*TASK*: Will you transcribe the entries that follow, exactly and in full?

*SUPPLIED MATERIAL*:
● ● ● ● ● ● ●
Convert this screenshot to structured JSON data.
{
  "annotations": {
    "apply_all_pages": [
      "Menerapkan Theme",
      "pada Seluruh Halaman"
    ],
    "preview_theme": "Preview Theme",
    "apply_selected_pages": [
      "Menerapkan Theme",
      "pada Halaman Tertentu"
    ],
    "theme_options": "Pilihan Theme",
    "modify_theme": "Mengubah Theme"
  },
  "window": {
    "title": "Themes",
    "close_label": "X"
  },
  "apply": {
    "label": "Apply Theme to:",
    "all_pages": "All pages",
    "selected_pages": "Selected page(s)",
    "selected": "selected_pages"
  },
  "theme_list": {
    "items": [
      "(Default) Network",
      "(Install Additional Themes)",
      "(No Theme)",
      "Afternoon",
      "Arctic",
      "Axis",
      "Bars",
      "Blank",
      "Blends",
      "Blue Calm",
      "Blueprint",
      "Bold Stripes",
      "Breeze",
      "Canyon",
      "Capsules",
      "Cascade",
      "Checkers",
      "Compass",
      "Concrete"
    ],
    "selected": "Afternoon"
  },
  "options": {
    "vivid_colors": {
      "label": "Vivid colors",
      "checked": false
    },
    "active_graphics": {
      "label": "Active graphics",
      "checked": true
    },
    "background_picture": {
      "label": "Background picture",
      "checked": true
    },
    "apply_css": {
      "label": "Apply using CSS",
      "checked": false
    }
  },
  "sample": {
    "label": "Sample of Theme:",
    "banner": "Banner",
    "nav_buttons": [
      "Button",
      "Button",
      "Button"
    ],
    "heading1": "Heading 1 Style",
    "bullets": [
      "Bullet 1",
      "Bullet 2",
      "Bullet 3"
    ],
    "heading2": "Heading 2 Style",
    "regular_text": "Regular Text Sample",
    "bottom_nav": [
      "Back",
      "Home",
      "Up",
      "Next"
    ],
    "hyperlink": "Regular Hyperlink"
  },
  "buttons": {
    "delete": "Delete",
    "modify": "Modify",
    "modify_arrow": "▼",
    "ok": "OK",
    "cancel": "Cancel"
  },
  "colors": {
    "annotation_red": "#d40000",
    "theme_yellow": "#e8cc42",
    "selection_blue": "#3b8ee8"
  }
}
● ● ● ● ● ● ●
*TASK OUTPUT*:
Convert this screenshot to structured JSON data.
{
  "annotations": {
    "apply_all_pages": [
      "Menerapkan Theme",
      "pada Seluruh Halaman"
    ],
    "preview_theme": "Preview Theme",
    "apply_selected_pages": [
      "Menerapkan Theme",
      "pada Halaman Tertentu"
    ],
    "theme_options": "Pilihan Theme",
    "modify_theme": "Mengubah Theme"
  },
  "window": {
    "title": "Themes",
    "close_label": "X"
  },
  "apply": {
    "label": "Apply Theme to:",
    "all_pages": "All pages",
    "selected_pages": "Selected page(s)",
    "selected": "selected_pages"
  },
  "theme_list": {
    "items": [
      "(Default) Network",
      "(Install Additional Themes)",
      "(No Theme)",
      "Afternoon",
      "Arctic",
      "Axis",
      "Bars",
      "Blank",
      "Blends",
      "Blue Calm",
      "Blueprint",
      "Bold Stripes",
      "Breeze",
      "Canyon",
      "Capsules",
      "Cascade",
      "Checkers",
      "Compass",
      "Concrete"
    ],
    "selected": "Afternoon"
  },
  "options": {
    "vivid_colors": {
      "label": "Vivid colors",
      "checked": false
    },
    "active_graphics": {
      "label": "Active graphics",
      "checked": true
    },
    "background_picture": {
      "label": "Background picture",
      "checked": true
    },
    "apply_css": {
      "label": "Apply using CSS",
      "checked": false
    }
  },
  "sample": {
    "label": "Sample of Theme:",
    "banner": "Banner",
    "nav_buttons": [
      "Button",
      "Button",
      "Button"
    ],
    "heading1": "Heading 1 Style",
    "bullets": [
      "Bullet 1",
      "Bullet 2",
      "Bullet 3"
    ],
    "heading2": "Heading 2 Style",
    "regular_text": "Regular Text Sample",
    "bottom_nav": [
      "Back",
      "Home",
      "Up",
      "Next"
    ],
    "hyperlink": "Regular Hyperlink"
  },
  "buttons": {
    "delete": "Delete",
    "modify": "Modify",
    "modify_arrow": "▼",
    "ok": "OK",
    "cancel": "Cancel"
  },
  "colors": {
    "annotation_red": "#d40000",
    "theme_yellow": "#e8cc42",
    "selection_blue": "#3b8ee8"
  }
}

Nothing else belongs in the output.